● EXERCISE AIM:
Transcribe every line exactly. Leave the pictures behind.

(Collected data entries)
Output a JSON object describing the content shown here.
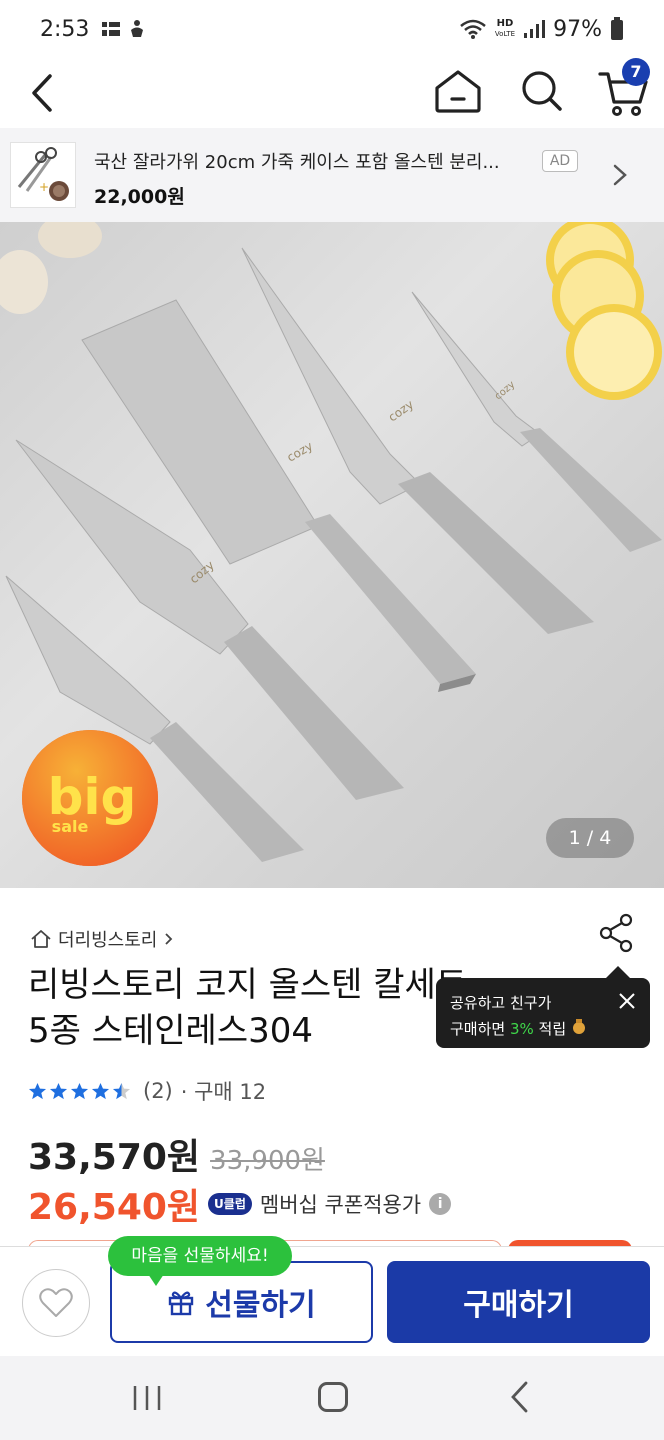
{
  "status_bar": {
    "time": "2:53",
    "hd_top": "HD",
    "hd_bottom": "VoLTE",
    "battery": "97%"
  },
  "nav": {
    "cart_count": "7"
  },
  "ad_banner": {
    "title": "국산 잘라가위 20cm 가죽 케이스 포함 올스텐 분리...",
    "price": "22,000원",
    "badge": "AD"
  },
  "hero": {
    "brand_mark": "cozy",
    "sale_badge_top": "big",
    "sale_badge_bottom": "sale",
    "counter": "1 / 4"
  },
  "product": {
    "store": "더리빙스토리",
    "title_line1": "리빙스토리 코지 올스텐 칼세트",
    "title_line2": "5종 스테인레스304",
    "rating_stars": 4.5,
    "review_count": "(2)",
    "purchase_count": "· 구매 12",
    "price": "33,570원",
    "original_price": "33,900원",
    "coupon_price": "26,540원",
    "uclub_badge": "U클럽",
    "member_text": "멤버십 쿠폰적용가",
    "info_icon": "i"
  },
  "tooltip": {
    "line1": "공유하고 친구가",
    "line2_prefix": "구매하면 ",
    "line2_highlight": "3%",
    "line2_suffix": " 적립"
  },
  "actions": {
    "gift_bubble": "마음을 선물하세요!",
    "gift_label": "선물하기",
    "buy_label": "구매하기"
  },
  "colors": {
    "primary": "#1b3aa7",
    "sale": "#f0542d",
    "green": "#2cc13d",
    "star": "#1f6fe0"
  }
}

● SOLUTION TO THE EXERCISE:
Output a JSON object describing the content shown here.
{
  "status_bar": {
    "time": "2:53",
    "hd_top": "HD",
    "hd_bottom": "VoLTE",
    "battery": "97%"
  },
  "nav": {
    "cart_count": "7"
  },
  "ad_banner": {
    "title": "국산 잘라가위 20cm 가죽 케이스 포함 올스텐 분리...",
    "price": "22,000원",
    "badge": "AD"
  },
  "hero": {
    "brand_mark": "cozy",
    "sale_badge_top": "big",
    "sale_badge_bottom": "sale",
    "counter": "1 / 4"
  },
  "product": {
    "store": "더리빙스토리",
    "title_line1": "리빙스토리 코지 올스텐 칼세트",
    "title_line2": "5종 스테인레스304",
    "rating_stars": 4.5,
    "review_count": "(2)",
    "purchase_count": "· 구매 12",
    "price": "33,570원",
    "original_price": "33,900원",
    "coupon_price": "26,540원",
    "uclub_badge": "U클럽",
    "member_text": "멤버십 쿠폰적용가",
    "info_icon": "i"
  },
  "tooltip": {
    "line1": "공유하고 친구가",
    "line2_prefix": "구매하면 ",
    "line2_highlight": "3%",
    "line2_suffix": " 적립"
  },
  "actions": {
    "gift_bubble": "마음을 선물하세요!",
    "gift_label": "선물하기",
    "buy_label": "구매하기"
  },
  "colors": {
    "primary": "#1b3aa7",
    "sale": "#f0542d",
    "green": "#2cc13d",
    "star": "#1f6fe0"
  }
}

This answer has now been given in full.